Data items.
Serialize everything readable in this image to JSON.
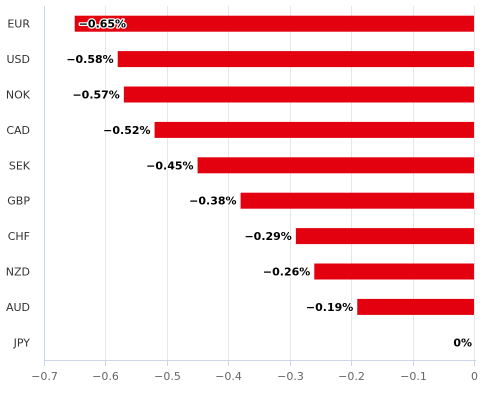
{
  "chart_data": {
    "type": "bar",
    "orientation": "horizontal",
    "title": "",
    "xlabel": "",
    "ylabel": "",
    "categories": [
      "EUR",
      "USD",
      "NOK",
      "CAD",
      "SEK",
      "GBP",
      "CHF",
      "NZD",
      "AUD",
      "JPY"
    ],
    "values": [
      -0.65,
      -0.58,
      -0.57,
      -0.52,
      -0.45,
      -0.38,
      -0.29,
      -0.26,
      -0.19,
      0
    ],
    "data_labels": [
      "−0.65%",
      "−0.58%",
      "−0.57%",
      "−0.52%",
      "−0.45%",
      "−0.38%",
      "−0.29%",
      "−0.26%",
      "−0.19%",
      "0%"
    ],
    "xlim": [
      -0.7,
      0
    ],
    "x_ticks": [
      -0.7,
      -0.6,
      -0.5,
      -0.4,
      -0.3,
      -0.2,
      -0.1,
      0
    ],
    "x_tick_labels": [
      "−0.7",
      "−0.6",
      "−0.5",
      "−0.4",
      "−0.3",
      "−0.2",
      "−0.1",
      "0"
    ],
    "grid": true,
    "legend": "none",
    "bar_color": "#e3000f",
    "grid_color": "#e6e6e6",
    "axis_color": "#ccd6eb"
  }
}
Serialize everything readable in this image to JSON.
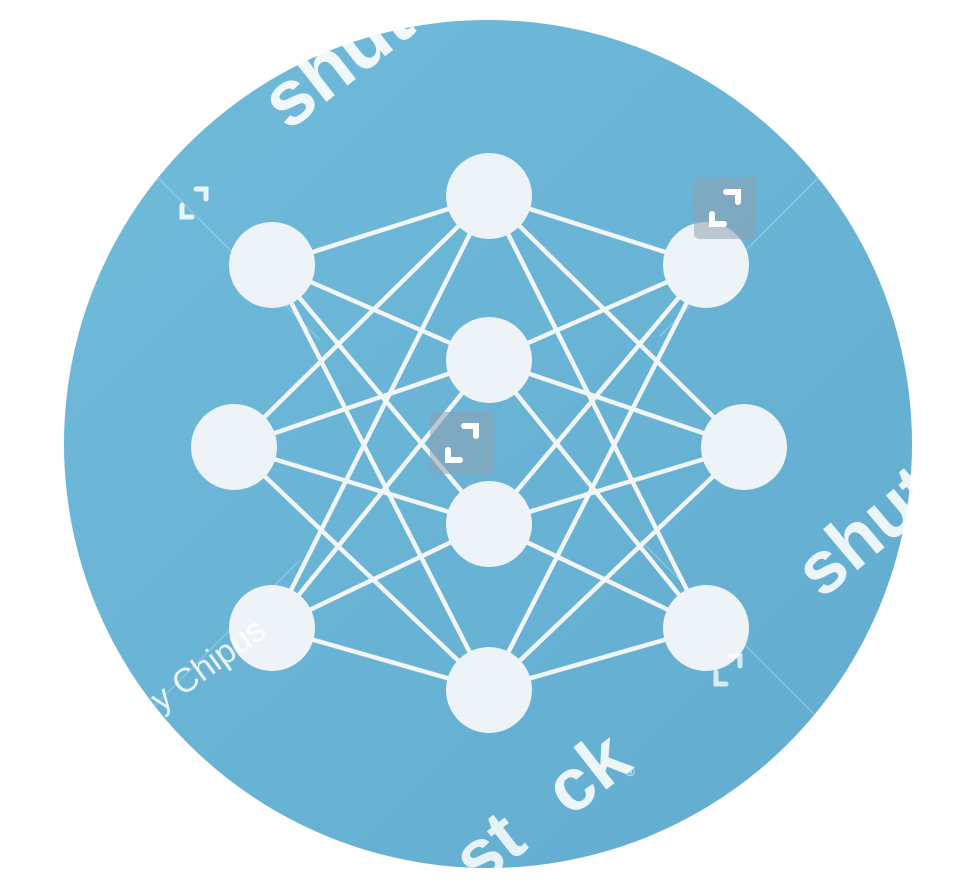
{
  "graphic": {
    "name": "neural-network-icon",
    "colors": {
      "circle": "#6bb6d6",
      "circle_shade": "#5ea9cc",
      "node": "#eef3f8",
      "edge": "#f2f6f9"
    },
    "layers": [
      {
        "name": "left",
        "nodes": 3
      },
      {
        "name": "middle",
        "nodes": 4
      },
      {
        "name": "right",
        "nodes": 3
      }
    ],
    "connectivity": "fully-connected"
  },
  "watermark": {
    "brand_fragments": [
      "shutte",
      "shutte",
      "st",
      "ck"
    ],
    "registered_mark": "®",
    "contributor": "Andy Chipus",
    "logo_icon": "shutterstock-logo-icon",
    "color": "#ffffff"
  }
}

TASK GOAL. Retype the records exactly. Any image in them should not appear in what you write.

SOLUTION FOR THIS PROBLEM.
Serialize everything readable in this image to JSON.
{
  "chart_data": {
    "type": "bar",
    "orientation": "horizontal",
    "title": "",
    "xlabel": "",
    "ylabel": "",
    "categories": [
      "EUR",
      "USD",
      "NOK",
      "CAD",
      "SEK",
      "GBP",
      "CHF",
      "NZD",
      "AUD",
      "JPY"
    ],
    "values": [
      -0.65,
      -0.58,
      -0.57,
      -0.52,
      -0.45,
      -0.38,
      -0.29,
      -0.26,
      -0.19,
      0
    ],
    "data_labels": [
      "−0.65%",
      "−0.58%",
      "−0.57%",
      "−0.52%",
      "−0.45%",
      "−0.38%",
      "−0.29%",
      "−0.26%",
      "−0.19%",
      "0%"
    ],
    "xlim": [
      -0.7,
      0
    ],
    "x_ticks": [
      -0.7,
      -0.6,
      -0.5,
      -0.4,
      -0.3,
      -0.2,
      -0.1,
      0
    ],
    "x_tick_labels": [
      "−0.7",
      "−0.6",
      "−0.5",
      "−0.4",
      "−0.3",
      "−0.2",
      "−0.1",
      "0"
    ],
    "grid": true,
    "legend": "none",
    "bar_color": "#e3000f",
    "grid_color": "#e6e6e6",
    "axis_color": "#ccd6eb"
  }
}
Serialize everything readable in this image to JSON.
{
  "graphic": {
    "name": "neural-network-icon",
    "colors": {
      "circle": "#6bb6d6",
      "circle_shade": "#5ea9cc",
      "node": "#eef3f8",
      "edge": "#f2f6f9"
    },
    "layers": [
      {
        "name": "left",
        "nodes": 3
      },
      {
        "name": "middle",
        "nodes": 4
      },
      {
        "name": "right",
        "nodes": 3
      }
    ],
    "connectivity": "fully-connected"
  },
  "watermark": {
    "brand_fragments": [
      "shutte",
      "shutte",
      "st",
      "ck"
    ],
    "registered_mark": "®",
    "contributor": "Andy Chipus",
    "logo_icon": "shutterstock-logo-icon",
    "color": "#ffffff"
  }
}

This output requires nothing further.